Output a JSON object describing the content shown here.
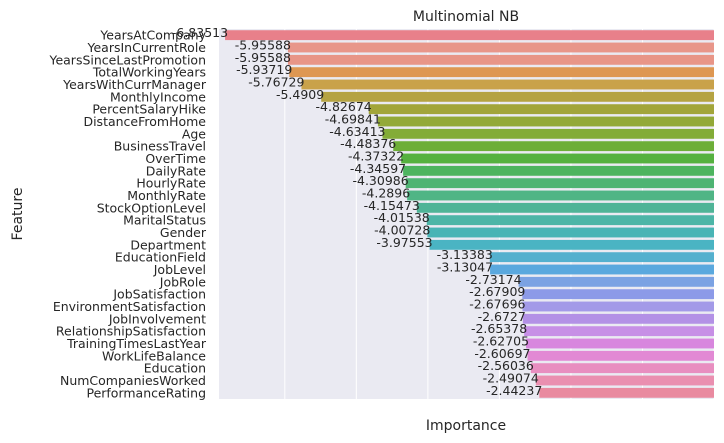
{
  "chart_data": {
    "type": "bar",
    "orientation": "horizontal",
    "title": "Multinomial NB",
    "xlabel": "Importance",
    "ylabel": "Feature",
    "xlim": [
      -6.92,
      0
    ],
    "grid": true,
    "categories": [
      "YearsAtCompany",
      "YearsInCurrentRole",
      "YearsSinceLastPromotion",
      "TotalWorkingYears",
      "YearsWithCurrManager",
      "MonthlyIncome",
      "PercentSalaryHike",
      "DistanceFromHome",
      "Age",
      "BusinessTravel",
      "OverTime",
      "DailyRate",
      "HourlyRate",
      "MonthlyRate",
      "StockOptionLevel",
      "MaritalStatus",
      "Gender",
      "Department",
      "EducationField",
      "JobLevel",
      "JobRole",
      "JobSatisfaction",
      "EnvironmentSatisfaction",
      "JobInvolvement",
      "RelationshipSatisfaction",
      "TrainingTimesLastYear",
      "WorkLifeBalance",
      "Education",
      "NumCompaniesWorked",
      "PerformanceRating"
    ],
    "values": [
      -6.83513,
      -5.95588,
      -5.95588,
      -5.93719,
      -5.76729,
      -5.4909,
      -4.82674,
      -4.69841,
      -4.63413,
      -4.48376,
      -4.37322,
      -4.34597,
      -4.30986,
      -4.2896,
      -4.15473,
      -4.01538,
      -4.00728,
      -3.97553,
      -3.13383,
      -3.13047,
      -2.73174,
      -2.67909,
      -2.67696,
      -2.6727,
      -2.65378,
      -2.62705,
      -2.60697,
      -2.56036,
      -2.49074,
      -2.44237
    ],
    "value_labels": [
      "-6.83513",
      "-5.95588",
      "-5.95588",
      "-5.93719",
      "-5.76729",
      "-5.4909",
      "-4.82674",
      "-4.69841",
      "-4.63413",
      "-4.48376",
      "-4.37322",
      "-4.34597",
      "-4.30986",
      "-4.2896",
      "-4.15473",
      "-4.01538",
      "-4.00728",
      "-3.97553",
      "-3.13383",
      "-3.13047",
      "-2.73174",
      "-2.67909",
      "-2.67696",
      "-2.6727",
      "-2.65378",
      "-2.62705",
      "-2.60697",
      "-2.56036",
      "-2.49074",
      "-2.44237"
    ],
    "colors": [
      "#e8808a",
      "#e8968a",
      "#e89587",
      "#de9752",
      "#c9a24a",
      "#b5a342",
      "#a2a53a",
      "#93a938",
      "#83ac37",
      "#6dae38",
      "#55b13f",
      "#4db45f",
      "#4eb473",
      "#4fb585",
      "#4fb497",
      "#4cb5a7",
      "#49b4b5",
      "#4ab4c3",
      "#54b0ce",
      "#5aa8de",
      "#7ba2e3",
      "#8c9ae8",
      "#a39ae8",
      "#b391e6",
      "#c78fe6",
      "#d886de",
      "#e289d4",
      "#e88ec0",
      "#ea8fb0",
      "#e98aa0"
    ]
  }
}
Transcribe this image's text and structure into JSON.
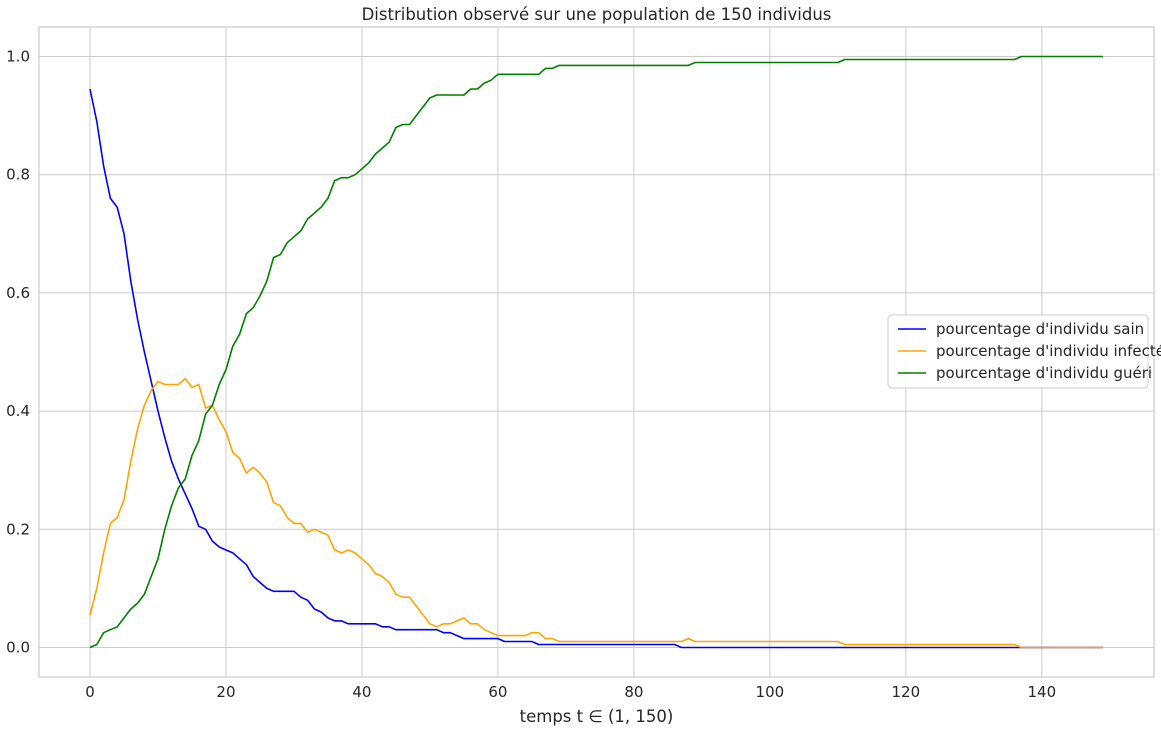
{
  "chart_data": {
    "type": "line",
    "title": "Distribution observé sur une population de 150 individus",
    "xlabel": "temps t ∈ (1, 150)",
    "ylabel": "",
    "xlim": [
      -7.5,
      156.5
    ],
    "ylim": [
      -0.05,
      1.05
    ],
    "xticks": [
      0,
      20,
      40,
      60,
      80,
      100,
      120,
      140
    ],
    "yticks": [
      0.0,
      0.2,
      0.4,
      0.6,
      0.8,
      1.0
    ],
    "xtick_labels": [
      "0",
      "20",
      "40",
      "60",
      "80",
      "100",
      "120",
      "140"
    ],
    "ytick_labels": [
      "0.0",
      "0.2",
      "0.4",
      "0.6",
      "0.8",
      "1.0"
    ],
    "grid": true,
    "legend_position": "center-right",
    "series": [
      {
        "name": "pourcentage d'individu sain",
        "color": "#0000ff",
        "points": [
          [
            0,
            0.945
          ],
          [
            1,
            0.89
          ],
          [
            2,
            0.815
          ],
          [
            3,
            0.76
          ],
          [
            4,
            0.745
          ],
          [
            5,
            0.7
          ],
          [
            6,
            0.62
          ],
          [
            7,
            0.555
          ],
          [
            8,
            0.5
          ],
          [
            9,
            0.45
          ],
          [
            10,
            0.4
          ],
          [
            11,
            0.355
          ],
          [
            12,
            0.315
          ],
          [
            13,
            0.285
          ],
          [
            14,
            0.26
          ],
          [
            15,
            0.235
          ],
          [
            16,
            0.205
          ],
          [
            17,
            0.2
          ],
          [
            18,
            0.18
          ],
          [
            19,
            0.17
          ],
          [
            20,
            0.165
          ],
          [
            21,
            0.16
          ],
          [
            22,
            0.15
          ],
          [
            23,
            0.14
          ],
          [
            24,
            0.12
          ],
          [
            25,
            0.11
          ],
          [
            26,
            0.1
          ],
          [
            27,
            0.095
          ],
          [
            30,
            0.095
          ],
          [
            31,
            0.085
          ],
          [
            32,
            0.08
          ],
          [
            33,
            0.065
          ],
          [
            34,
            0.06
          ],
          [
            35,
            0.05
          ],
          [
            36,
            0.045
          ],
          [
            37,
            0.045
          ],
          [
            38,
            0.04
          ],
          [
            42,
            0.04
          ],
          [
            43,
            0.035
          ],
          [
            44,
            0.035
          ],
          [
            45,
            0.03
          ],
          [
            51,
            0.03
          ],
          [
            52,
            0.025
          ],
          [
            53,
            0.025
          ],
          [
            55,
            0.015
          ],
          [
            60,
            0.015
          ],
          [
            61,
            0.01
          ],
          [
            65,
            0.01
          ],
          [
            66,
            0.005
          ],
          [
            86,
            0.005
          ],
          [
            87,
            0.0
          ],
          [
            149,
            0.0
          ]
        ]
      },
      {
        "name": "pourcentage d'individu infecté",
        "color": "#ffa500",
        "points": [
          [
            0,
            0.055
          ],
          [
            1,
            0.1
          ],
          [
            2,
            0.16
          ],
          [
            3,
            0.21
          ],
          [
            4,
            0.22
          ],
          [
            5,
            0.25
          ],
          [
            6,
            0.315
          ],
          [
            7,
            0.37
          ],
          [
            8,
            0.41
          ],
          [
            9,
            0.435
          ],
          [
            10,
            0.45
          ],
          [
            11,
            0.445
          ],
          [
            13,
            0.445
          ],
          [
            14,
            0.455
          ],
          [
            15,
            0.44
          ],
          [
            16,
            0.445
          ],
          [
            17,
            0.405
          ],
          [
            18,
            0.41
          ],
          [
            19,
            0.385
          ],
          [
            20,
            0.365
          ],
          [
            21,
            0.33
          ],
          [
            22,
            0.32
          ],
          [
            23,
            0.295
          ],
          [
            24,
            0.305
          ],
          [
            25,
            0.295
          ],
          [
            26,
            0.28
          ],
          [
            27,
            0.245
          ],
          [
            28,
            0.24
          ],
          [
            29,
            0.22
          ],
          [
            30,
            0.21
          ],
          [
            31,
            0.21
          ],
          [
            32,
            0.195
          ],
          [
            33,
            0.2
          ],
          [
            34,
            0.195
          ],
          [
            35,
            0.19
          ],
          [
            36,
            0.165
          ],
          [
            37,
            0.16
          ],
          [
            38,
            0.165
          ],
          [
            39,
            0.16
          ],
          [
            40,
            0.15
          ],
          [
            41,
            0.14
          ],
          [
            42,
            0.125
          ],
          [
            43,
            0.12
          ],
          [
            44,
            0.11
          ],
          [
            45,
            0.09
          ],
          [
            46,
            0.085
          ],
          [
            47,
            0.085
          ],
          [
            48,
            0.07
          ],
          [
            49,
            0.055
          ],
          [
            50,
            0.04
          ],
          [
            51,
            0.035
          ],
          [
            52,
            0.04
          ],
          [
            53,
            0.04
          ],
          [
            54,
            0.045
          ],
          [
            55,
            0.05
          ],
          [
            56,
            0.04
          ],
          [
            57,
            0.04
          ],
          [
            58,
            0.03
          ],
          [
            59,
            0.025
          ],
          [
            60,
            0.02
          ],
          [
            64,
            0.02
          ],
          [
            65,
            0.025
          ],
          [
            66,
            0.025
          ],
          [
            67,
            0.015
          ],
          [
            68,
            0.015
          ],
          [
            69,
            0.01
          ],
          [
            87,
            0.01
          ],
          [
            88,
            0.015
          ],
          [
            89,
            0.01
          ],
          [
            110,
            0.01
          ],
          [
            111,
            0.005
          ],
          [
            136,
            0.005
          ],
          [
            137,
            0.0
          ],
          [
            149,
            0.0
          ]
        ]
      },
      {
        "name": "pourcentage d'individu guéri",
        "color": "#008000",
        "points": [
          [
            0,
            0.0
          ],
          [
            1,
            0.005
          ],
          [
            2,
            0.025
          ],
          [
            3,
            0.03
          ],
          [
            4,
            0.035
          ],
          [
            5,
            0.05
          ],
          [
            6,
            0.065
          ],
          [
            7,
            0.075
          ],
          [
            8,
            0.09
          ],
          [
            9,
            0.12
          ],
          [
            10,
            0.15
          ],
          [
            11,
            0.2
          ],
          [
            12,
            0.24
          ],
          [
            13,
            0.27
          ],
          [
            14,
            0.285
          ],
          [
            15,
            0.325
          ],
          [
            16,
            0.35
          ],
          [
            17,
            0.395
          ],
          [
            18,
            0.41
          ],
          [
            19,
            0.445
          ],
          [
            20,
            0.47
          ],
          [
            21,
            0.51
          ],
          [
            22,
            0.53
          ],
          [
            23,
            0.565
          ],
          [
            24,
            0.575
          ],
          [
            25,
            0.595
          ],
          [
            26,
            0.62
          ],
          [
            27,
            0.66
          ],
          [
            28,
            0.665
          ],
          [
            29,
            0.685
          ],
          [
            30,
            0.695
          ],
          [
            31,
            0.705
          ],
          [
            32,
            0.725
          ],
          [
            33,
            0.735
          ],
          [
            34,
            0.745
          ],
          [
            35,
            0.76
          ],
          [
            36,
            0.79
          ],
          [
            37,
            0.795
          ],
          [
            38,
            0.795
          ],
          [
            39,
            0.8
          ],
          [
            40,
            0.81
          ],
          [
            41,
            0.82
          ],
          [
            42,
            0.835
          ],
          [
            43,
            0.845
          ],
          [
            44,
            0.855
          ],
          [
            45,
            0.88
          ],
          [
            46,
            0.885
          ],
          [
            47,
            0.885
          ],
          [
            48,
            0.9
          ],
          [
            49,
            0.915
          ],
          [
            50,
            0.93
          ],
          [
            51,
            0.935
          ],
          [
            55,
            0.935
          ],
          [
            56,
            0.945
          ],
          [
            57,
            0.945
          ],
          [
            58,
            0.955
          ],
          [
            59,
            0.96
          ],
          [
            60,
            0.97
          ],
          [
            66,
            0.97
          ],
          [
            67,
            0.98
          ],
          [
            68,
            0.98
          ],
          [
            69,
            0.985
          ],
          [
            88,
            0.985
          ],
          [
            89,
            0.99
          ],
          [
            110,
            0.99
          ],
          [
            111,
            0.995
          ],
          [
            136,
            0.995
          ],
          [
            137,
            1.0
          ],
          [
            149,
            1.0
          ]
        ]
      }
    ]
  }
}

Short exercise: Which lines of the data include "title"? Copy each of them.

Response to this task:
    "title": "Multinomial NB",
    "title": "Distribution observé sur une population de 150 individus",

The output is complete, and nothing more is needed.